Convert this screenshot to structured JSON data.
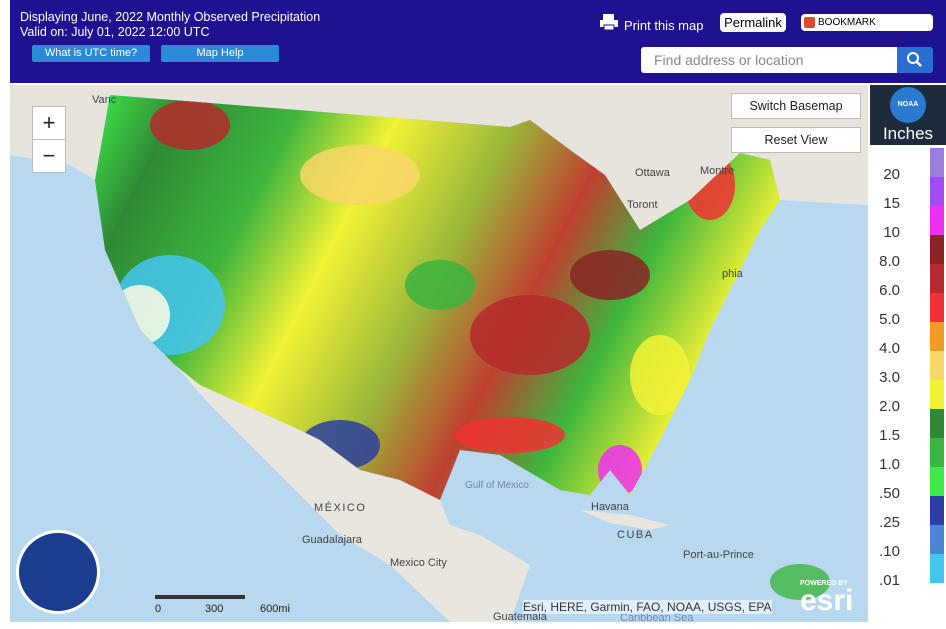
{
  "header": {
    "title": "Displaying June, 2022 Monthly Observed Precipitation",
    "valid": "Valid on: July 01, 2022 12:00 UTC",
    "buttons": [
      "What is UTC time?",
      "Map Help"
    ],
    "print": "Print this map",
    "permalink": "Permalink",
    "bookmark": "BOOKMARK",
    "search_placeholder": "Find address or location"
  },
  "map": {
    "zoom_in": "+",
    "zoom_out": "−",
    "switch_basemap": "Switch Basemap",
    "reset_view": "Reset View",
    "labels": [
      {
        "text": "Vanc"
      },
      {
        "text": "Ottawa"
      },
      {
        "text": "Montre"
      },
      {
        "text": "Toront"
      },
      {
        "text": "phia"
      },
      {
        "text": "Gulf of Mexico"
      },
      {
        "text": "MÉXICO"
      },
      {
        "text": "Guadalajara"
      },
      {
        "text": "Mexico City"
      },
      {
        "text": "Havana"
      },
      {
        "text": "CUBA"
      },
      {
        "text": "Port-au-Prince"
      },
      {
        "text": "Guatemala"
      },
      {
        "text": "Caribbean Sea"
      }
    ],
    "scale": [
      "0",
      "300",
      "600mi"
    ],
    "attribution": "Esri, HERE, Garmin, FAO, NOAA, USGS, EPA",
    "powered_by": "POWERED BY",
    "esri": "esri",
    "help": "?"
  },
  "legend": {
    "logo": "NOAA",
    "title": "Inches",
    "items": [
      {
        "label": "20",
        "color": "#9b7ee0"
      },
      {
        "label": "15",
        "color": "#a24cf0"
      },
      {
        "label": "10",
        "color": "#f030f0"
      },
      {
        "label": "8.0",
        "color": "#8b2525"
      },
      {
        "label": "6.0",
        "color": "#b52a2a"
      },
      {
        "label": "5.0",
        "color": "#f03232"
      },
      {
        "label": "4.0",
        "color": "#f09a28"
      },
      {
        "label": "3.0",
        "color": "#f8d668"
      },
      {
        "label": "2.0",
        "color": "#f2f235"
      },
      {
        "label": "1.5",
        "color": "#2f8a35"
      },
      {
        "label": "1.0",
        "color": "#3db53d"
      },
      {
        "label": ".50",
        "color": "#3fe84a"
      },
      {
        "label": ".25",
        "color": "#2d3ea0"
      },
      {
        "label": ".10",
        "color": "#4a86d6"
      },
      {
        "label": ".01",
        "color": "#45c6f2"
      }
    ]
  }
}
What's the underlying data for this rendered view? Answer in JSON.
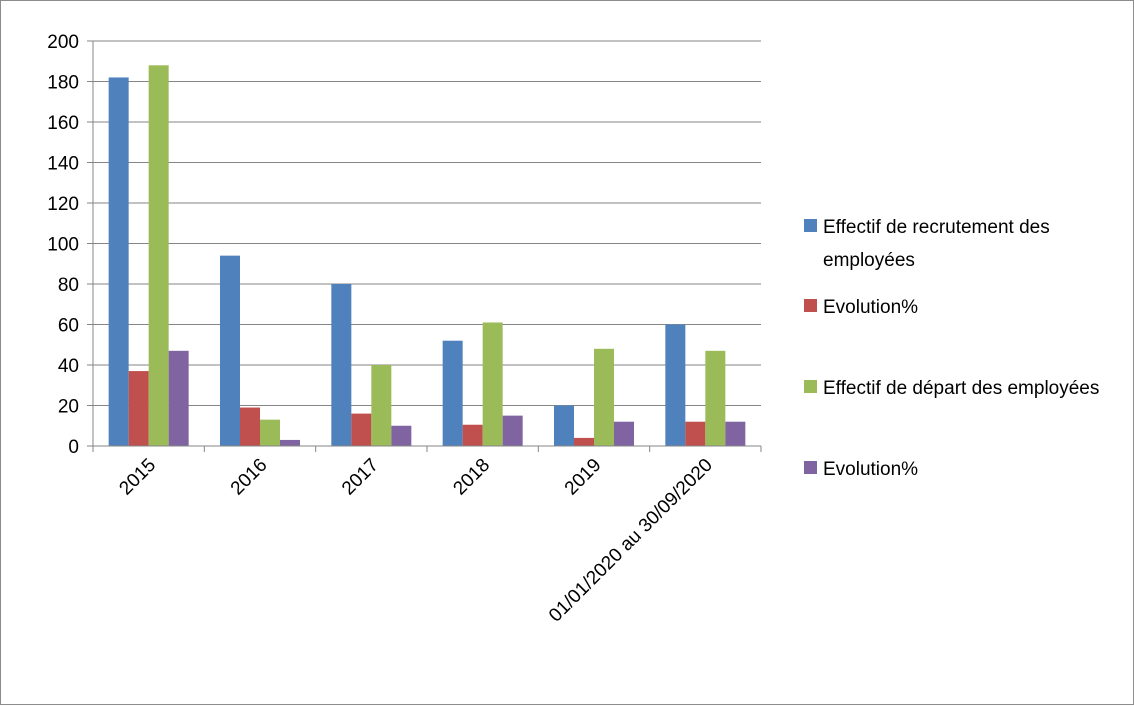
{
  "chart_data": {
    "type": "bar",
    "categories": [
      "2015",
      "2016",
      "2017",
      "2018",
      "2019",
      "01/01/2020 au 30/09/2020"
    ],
    "series": [
      {
        "name": "Effectif de recrutement des employées",
        "values": [
          182,
          94,
          80,
          52,
          20,
          60
        ],
        "color": "#4f81bd"
      },
      {
        "name": "Evolution%",
        "values": [
          37,
          19,
          16,
          10.5,
          4,
          12
        ],
        "color": "#c0504d"
      },
      {
        "name": "Effectif de départ des employées",
        "values": [
          188,
          13,
          40,
          61,
          48,
          47
        ],
        "color": "#9bbb59"
      },
      {
        "name": "Evolution%",
        "values": [
          47,
          3,
          10,
          15,
          12,
          12
        ],
        "color": "#8064a2"
      }
    ],
    "ylim": [
      0,
      200
    ],
    "yticks": [
      0,
      20,
      40,
      60,
      80,
      100,
      120,
      140,
      160,
      180,
      200
    ],
    "grid": true,
    "legend_position": "right"
  }
}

▸ **Task to carry out**
Working from the lines above, reproduce the material exactly and exclude its pictures.

▸ **Result for this exercise**
Convert this screenshot to structured JSON data.
{
  "header": {
    "title": "Displaying June, 2022 Monthly Observed Precipitation",
    "valid": "Valid on: July 01, 2022 12:00 UTC",
    "buttons": [
      "What is UTC time?",
      "Map Help"
    ],
    "print": "Print this map",
    "permalink": "Permalink",
    "bookmark": "BOOKMARK",
    "search_placeholder": "Find address or location"
  },
  "map": {
    "zoom_in": "+",
    "zoom_out": "−",
    "switch_basemap": "Switch Basemap",
    "reset_view": "Reset View",
    "labels": [
      {
        "text": "Vanc"
      },
      {
        "text": "Ottawa"
      },
      {
        "text": "Montre"
      },
      {
        "text": "Toront"
      },
      {
        "text": "phia"
      },
      {
        "text": "Gulf of Mexico"
      },
      {
        "text": "MÉXICO"
      },
      {
        "text": "Guadalajara"
      },
      {
        "text": "Mexico City"
      },
      {
        "text": "Havana"
      },
      {
        "text": "CUBA"
      },
      {
        "text": "Port-au-Prince"
      },
      {
        "text": "Guatemala"
      },
      {
        "text": "Caribbean Sea"
      }
    ],
    "scale": [
      "0",
      "300",
      "600mi"
    ],
    "attribution": "Esri, HERE, Garmin, FAO, NOAA, USGS, EPA",
    "powered_by": "POWERED BY",
    "esri": "esri",
    "help": "?"
  },
  "legend": {
    "logo": "NOAA",
    "title": "Inches",
    "items": [
      {
        "label": "20",
        "color": "#9b7ee0"
      },
      {
        "label": "15",
        "color": "#a24cf0"
      },
      {
        "label": "10",
        "color": "#f030f0"
      },
      {
        "label": "8.0",
        "color": "#8b2525"
      },
      {
        "label": "6.0",
        "color": "#b52a2a"
      },
      {
        "label": "5.0",
        "color": "#f03232"
      },
      {
        "label": "4.0",
        "color": "#f09a28"
      },
      {
        "label": "3.0",
        "color": "#f8d668"
      },
      {
        "label": "2.0",
        "color": "#f2f235"
      },
      {
        "label": "1.5",
        "color": "#2f8a35"
      },
      {
        "label": "1.0",
        "color": "#3db53d"
      },
      {
        "label": ".50",
        "color": "#3fe84a"
      },
      {
        "label": ".25",
        "color": "#2d3ea0"
      },
      {
        "label": ".10",
        "color": "#4a86d6"
      },
      {
        "label": ".01",
        "color": "#45c6f2"
      }
    ]
  }
}
What's the underlying data for this rendered view? Answer in JSON.
{
  "chart_data": {
    "type": "bar",
    "categories": [
      "2015",
      "2016",
      "2017",
      "2018",
      "2019",
      "01/01/2020 au 30/09/2020"
    ],
    "series": [
      {
        "name": "Effectif de recrutement des employées",
        "values": [
          182,
          94,
          80,
          52,
          20,
          60
        ],
        "color": "#4f81bd"
      },
      {
        "name": "Evolution%",
        "values": [
          37,
          19,
          16,
          10.5,
          4,
          12
        ],
        "color": "#c0504d"
      },
      {
        "name": "Effectif de départ des employées",
        "values": [
          188,
          13,
          40,
          61,
          48,
          47
        ],
        "color": "#9bbb59"
      },
      {
        "name": "Evolution%",
        "values": [
          47,
          3,
          10,
          15,
          12,
          12
        ],
        "color": "#8064a2"
      }
    ],
    "ylim": [
      0,
      200
    ],
    "yticks": [
      0,
      20,
      40,
      60,
      80,
      100,
      120,
      140,
      160,
      180,
      200
    ],
    "grid": true,
    "legend_position": "right"
  }
}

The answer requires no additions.